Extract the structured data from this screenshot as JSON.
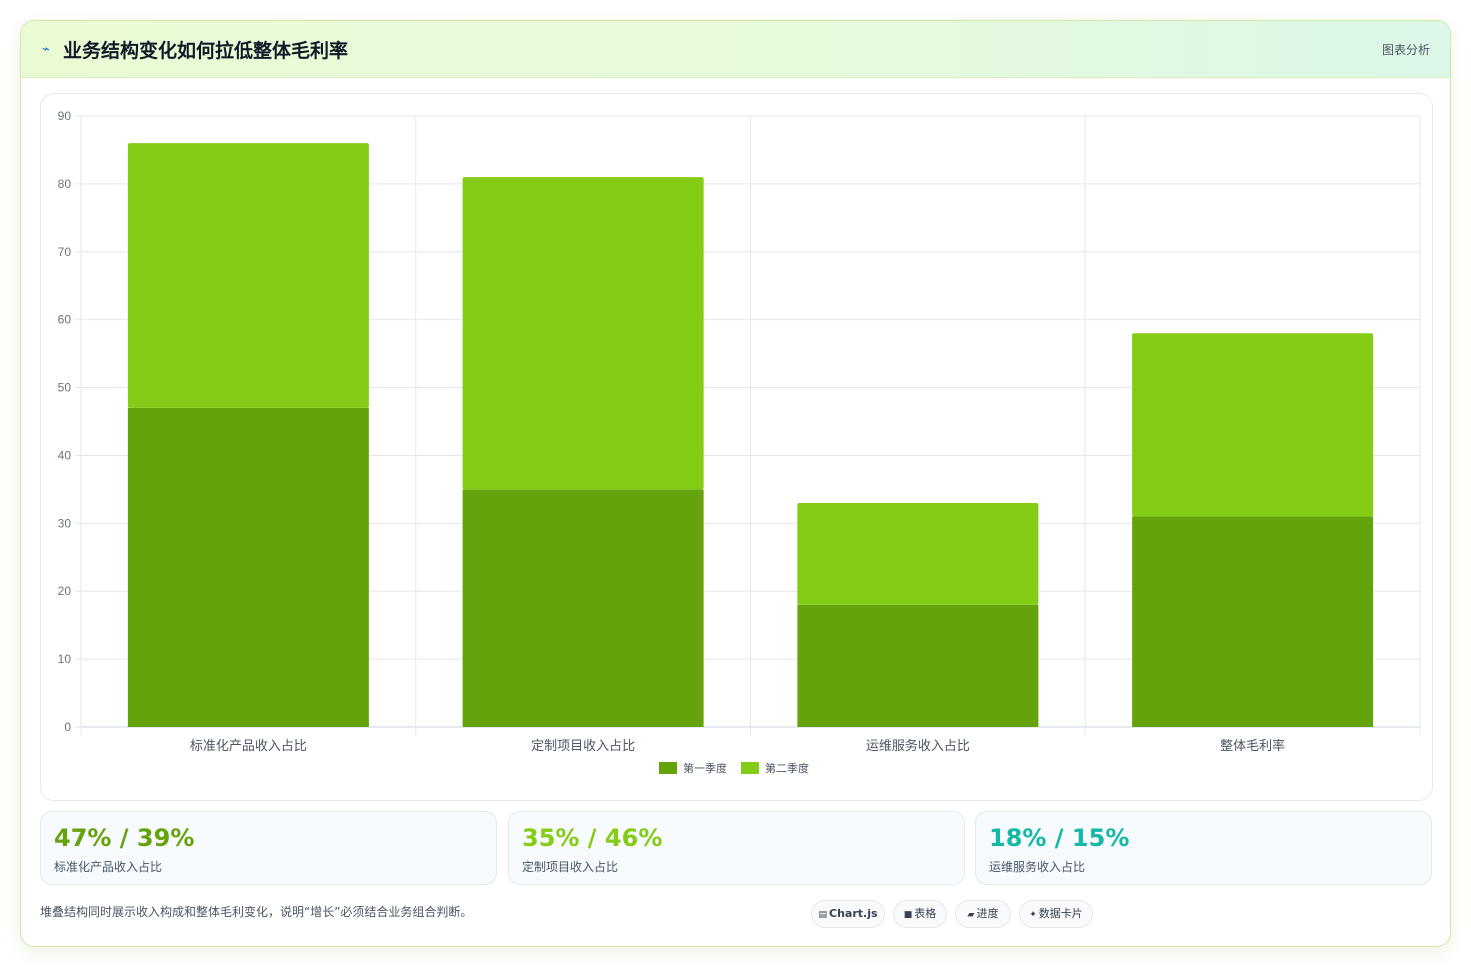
{
  "header": {
    "icon": "trend-icon",
    "icon_glyph": "⌁",
    "title": "业务结构变化如何拉低整体毛利率",
    "tag": "图表分析"
  },
  "colors": {
    "q1": "#65a30d",
    "q2": "#84cc16",
    "stat1": "#65a30d",
    "stat2": "#84cc16",
    "stat3": "#14b8a6"
  },
  "chart_data": {
    "type": "bar",
    "stacked": true,
    "categories": [
      "标准化产品收入占比",
      "定制项目收入占比",
      "运维服务收入占比",
      "整体毛利率"
    ],
    "series": [
      {
        "name": "第一季度",
        "values": [
          47,
          35,
          18,
          31
        ]
      },
      {
        "name": "第二季度",
        "values": [
          39,
          46,
          15,
          27
        ]
      }
    ],
    "ylim": [
      0,
      90
    ],
    "yticks": [
      0,
      10,
      20,
      30,
      40,
      50,
      60,
      70,
      80,
      90
    ],
    "grid": true,
    "legend": "bottom"
  },
  "stats": [
    {
      "value": "47% / 39%",
      "label": "标准化产品收入占比"
    },
    {
      "value": "35% / 46%",
      "label": "定制项目收入占比"
    },
    {
      "value": "18% / 15%",
      "label": "运维服务收入占比"
    }
  ],
  "footer": {
    "text": "堆叠结构同时展示收入构成和整体毛利变化，说明“增长”必须结合业务组合判断。",
    "chips": [
      {
        "icon": "chart-icon",
        "glyph": "▤",
        "label": "Chart.js"
      },
      {
        "icon": "table-icon",
        "glyph": "■",
        "label": "表格"
      },
      {
        "icon": "progress-icon",
        "glyph": "▰",
        "label": "进度"
      },
      {
        "icon": "sparkle-icon",
        "glyph": "✦",
        "label": "数据卡片"
      }
    ]
  }
}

| Exercise brief |
Extract every line of the data exactly; pictures stay out.

| Response |
Extract the structured data from this screenshot as JSON.
{
  "header": {
    "icon": "trend-icon",
    "icon_glyph": "⌁",
    "title": "业务结构变化如何拉低整体毛利率",
    "tag": "图表分析"
  },
  "colors": {
    "q1": "#65a30d",
    "q2": "#84cc16",
    "stat1": "#65a30d",
    "stat2": "#84cc16",
    "stat3": "#14b8a6"
  },
  "chart_data": {
    "type": "bar",
    "stacked": true,
    "categories": [
      "标准化产品收入占比",
      "定制项目收入占比",
      "运维服务收入占比",
      "整体毛利率"
    ],
    "series": [
      {
        "name": "第一季度",
        "values": [
          47,
          35,
          18,
          31
        ]
      },
      {
        "name": "第二季度",
        "values": [
          39,
          46,
          15,
          27
        ]
      }
    ],
    "ylim": [
      0,
      90
    ],
    "yticks": [
      0,
      10,
      20,
      30,
      40,
      50,
      60,
      70,
      80,
      90
    ],
    "grid": true,
    "legend": "bottom"
  },
  "stats": [
    {
      "value": "47% / 39%",
      "label": "标准化产品收入占比"
    },
    {
      "value": "35% / 46%",
      "label": "定制项目收入占比"
    },
    {
      "value": "18% / 15%",
      "label": "运维服务收入占比"
    }
  ],
  "footer": {
    "text": "堆叠结构同时展示收入构成和整体毛利变化，说明“增长”必须结合业务组合判断。",
    "chips": [
      {
        "icon": "chart-icon",
        "glyph": "▤",
        "label": "Chart.js"
      },
      {
        "icon": "table-icon",
        "glyph": "■",
        "label": "表格"
      },
      {
        "icon": "progress-icon",
        "glyph": "▰",
        "label": "进度"
      },
      {
        "icon": "sparkle-icon",
        "glyph": "✦",
        "label": "数据卡片"
      }
    ]
  }
}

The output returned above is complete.